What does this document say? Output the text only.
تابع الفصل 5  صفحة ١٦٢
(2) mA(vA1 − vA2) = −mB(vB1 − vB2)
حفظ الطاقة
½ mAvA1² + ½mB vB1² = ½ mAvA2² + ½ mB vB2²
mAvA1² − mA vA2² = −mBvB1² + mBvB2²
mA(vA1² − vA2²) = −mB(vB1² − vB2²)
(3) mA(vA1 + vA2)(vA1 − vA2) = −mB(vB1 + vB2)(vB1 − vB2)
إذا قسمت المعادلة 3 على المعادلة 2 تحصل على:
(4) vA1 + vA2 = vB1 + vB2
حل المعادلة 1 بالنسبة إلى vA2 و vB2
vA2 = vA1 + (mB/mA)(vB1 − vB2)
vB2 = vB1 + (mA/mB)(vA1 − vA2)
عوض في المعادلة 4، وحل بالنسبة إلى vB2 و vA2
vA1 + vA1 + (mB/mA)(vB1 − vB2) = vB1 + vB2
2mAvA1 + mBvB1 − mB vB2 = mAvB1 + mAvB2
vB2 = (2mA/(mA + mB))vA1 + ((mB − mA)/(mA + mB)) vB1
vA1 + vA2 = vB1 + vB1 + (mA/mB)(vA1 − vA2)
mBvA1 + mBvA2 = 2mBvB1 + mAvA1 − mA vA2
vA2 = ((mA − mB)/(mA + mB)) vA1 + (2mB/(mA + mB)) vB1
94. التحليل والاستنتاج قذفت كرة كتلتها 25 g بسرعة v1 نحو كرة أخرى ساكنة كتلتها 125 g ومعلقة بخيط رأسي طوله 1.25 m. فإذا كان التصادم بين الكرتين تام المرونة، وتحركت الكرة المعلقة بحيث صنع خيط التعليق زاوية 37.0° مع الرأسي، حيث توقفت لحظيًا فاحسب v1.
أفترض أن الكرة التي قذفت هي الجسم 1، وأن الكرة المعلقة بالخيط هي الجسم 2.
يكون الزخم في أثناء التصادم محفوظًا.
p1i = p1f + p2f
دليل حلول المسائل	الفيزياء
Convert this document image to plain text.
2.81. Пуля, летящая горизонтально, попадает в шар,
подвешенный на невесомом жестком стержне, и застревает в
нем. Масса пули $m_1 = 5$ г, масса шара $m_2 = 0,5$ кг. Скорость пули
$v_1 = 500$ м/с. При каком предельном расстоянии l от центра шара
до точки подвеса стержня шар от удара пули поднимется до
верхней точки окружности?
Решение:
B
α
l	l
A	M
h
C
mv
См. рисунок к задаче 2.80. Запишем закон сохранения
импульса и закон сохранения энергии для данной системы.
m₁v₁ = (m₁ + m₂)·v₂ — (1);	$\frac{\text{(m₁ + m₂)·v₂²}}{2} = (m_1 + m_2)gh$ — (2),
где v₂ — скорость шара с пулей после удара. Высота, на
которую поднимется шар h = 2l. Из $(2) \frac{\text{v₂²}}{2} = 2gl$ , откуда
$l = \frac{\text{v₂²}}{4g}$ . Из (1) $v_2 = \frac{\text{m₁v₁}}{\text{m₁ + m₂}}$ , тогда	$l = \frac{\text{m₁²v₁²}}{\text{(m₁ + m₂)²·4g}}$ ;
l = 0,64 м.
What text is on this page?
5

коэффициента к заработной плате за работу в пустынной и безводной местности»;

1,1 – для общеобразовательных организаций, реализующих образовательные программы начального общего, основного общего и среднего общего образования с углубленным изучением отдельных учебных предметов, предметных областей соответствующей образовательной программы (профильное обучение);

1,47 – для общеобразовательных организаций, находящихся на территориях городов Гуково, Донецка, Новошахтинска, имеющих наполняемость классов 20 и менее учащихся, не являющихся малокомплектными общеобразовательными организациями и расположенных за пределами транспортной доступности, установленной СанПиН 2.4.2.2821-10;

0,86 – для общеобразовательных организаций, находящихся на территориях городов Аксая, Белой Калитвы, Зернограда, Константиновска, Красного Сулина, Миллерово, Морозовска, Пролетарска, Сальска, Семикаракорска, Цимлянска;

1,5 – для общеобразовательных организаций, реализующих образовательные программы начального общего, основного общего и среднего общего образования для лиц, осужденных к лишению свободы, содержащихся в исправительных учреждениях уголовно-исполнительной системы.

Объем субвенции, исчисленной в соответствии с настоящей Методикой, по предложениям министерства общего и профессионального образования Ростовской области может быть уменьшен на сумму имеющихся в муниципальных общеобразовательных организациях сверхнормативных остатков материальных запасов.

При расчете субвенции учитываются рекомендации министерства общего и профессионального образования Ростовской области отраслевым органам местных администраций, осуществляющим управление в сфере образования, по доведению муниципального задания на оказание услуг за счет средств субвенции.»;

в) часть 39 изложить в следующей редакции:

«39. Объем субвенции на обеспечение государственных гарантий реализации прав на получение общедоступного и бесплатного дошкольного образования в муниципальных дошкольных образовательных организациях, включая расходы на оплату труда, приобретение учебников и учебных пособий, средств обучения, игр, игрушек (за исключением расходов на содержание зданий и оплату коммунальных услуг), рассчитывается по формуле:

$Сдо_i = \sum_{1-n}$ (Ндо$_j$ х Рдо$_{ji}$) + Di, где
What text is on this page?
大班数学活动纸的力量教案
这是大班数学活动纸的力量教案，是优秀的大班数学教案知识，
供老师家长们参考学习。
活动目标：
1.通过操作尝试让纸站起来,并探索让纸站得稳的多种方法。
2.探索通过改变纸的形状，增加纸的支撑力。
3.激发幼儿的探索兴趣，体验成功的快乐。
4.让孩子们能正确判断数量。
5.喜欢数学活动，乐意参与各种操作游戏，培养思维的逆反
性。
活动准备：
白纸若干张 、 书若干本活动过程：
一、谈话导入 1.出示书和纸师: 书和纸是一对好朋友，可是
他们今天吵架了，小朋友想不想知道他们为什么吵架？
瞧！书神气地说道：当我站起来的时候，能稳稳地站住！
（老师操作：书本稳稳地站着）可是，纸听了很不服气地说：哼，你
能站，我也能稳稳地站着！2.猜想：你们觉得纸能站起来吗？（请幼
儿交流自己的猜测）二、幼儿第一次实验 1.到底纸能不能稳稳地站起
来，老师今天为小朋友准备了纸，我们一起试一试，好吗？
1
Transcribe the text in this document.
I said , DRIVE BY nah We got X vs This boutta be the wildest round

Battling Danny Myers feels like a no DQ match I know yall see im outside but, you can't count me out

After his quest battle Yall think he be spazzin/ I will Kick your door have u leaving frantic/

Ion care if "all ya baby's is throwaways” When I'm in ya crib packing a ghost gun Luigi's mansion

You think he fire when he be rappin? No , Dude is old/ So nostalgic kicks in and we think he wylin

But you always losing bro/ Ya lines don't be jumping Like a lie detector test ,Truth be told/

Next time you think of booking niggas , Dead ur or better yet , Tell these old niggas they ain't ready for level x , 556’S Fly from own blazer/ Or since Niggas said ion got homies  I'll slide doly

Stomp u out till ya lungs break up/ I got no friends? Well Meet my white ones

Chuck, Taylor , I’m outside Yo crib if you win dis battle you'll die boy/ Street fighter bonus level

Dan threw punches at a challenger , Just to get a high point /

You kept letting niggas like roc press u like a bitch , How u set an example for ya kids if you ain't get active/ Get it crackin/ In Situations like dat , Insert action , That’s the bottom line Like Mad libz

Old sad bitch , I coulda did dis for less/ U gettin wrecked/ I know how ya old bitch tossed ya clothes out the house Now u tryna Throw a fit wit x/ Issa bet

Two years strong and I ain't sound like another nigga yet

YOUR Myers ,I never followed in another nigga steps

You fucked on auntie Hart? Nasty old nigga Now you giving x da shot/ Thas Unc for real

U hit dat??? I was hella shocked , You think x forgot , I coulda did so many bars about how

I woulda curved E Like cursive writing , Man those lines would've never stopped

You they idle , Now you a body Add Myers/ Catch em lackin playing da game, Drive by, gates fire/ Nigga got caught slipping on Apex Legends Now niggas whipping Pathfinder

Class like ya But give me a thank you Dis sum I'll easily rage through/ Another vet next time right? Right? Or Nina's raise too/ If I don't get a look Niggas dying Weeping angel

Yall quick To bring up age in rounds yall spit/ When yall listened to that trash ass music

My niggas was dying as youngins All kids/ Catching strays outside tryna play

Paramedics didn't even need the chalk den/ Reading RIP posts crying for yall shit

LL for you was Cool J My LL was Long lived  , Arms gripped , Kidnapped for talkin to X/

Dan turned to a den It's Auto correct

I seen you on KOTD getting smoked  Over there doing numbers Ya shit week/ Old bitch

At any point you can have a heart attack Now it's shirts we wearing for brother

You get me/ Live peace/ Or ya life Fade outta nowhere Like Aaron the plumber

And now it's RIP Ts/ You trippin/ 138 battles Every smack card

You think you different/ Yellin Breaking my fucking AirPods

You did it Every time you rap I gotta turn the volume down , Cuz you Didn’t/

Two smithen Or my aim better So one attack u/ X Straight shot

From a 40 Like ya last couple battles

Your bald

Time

****************

▸ Work to complete
Provide the count, and nothing else, of lines in the data above where the word "пули" occurs.

▸ Problem solution
2